SELECTED TEXT
(begin)
In the choice to create thieves who are intelligent, able and just downright interesting, Den of Thieves has an allure uncommon to most films.
One interesting part of Den of Thieves is its subtle cribbing from other films of the crime genre, allowing it to innovate in unexpected ways and with magnificent effect.
Consider the opening, for example. Heavily reminiscent of Heat, quieting the music, accentuating gunfire, this film brings the added effect of making viewers feel as if they are participants in the action rather than observers. We arrive on the scene with the guards of an armoured truck and mostly at low angles, noting that the guards’ morning has been uneventful and that they are bored and unalert. They stop at a doughnut shop. The robbers are then put into the scene unceremoniously, from which an admirable display of coordination springs. And while Heat had its highly lauded shootout scene seem oppressive and its criminals not altogether above the class of ordinary felons, this film presents its criminals as professional, responsive to their environs, so much so that when one teammate seems to overreact to the nervousness of a guard, the team leader instantly denigrates him, and does so without lapse in leading their overall coordination.
(end)
DATASET CONTENT
(begin)
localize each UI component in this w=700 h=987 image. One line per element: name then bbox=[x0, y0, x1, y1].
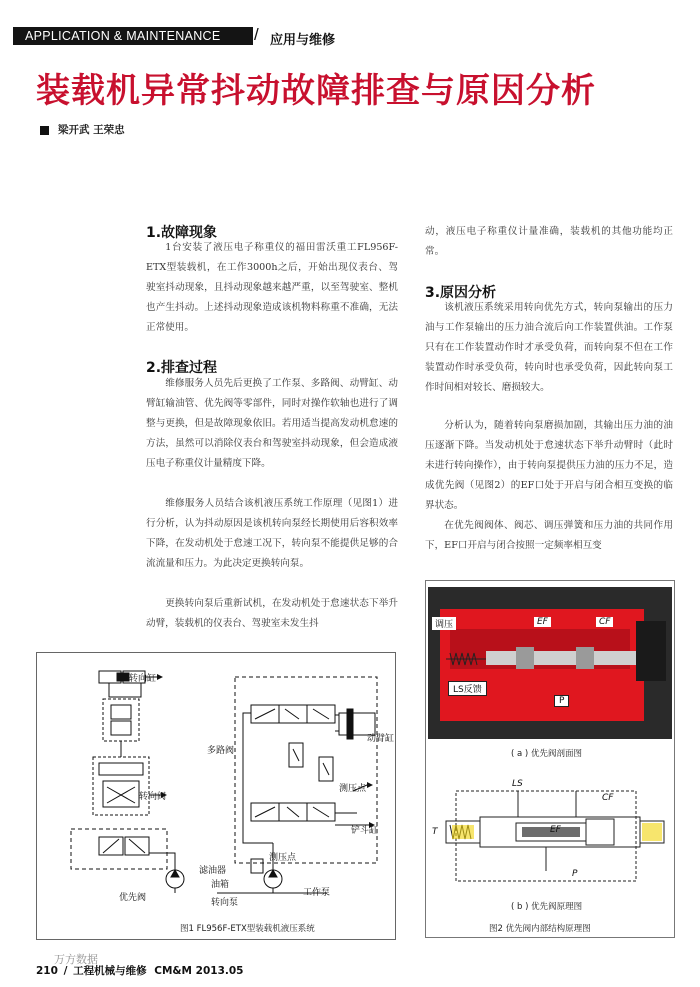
(end)
GIVEN TASK 1
Answer these questions from the Den of Thieves review:
(a) According to the review, what does the film subtly crib from?
(b) Where do the armored truck guards stop in the opening?
(c) What does the team leader do when one teammate seems to overreact to a guard's nervousness?
GIVEN TASK 2
Quote the part of the Den of Thieves review that opens with the words containing "In the choice" and closes with "with magnificent effect.".

FULL SOLUTION 1
(a) Other films of the crime genre.
(b) At a doughnut shop.
(c) He instantly denigrates the teammate without any lapse in leading the team's overall coordination.

FULL SOLUTION 2
In the choice to create thieves who are intelligent, able and just downright interesting, Den of Thieves has an allure uncommon to most films.
One interesting part of Den of Thieves is its subtle cribbing from other films of the crime genre, allowing it to innovate in unexpected ways and with magnificent effect.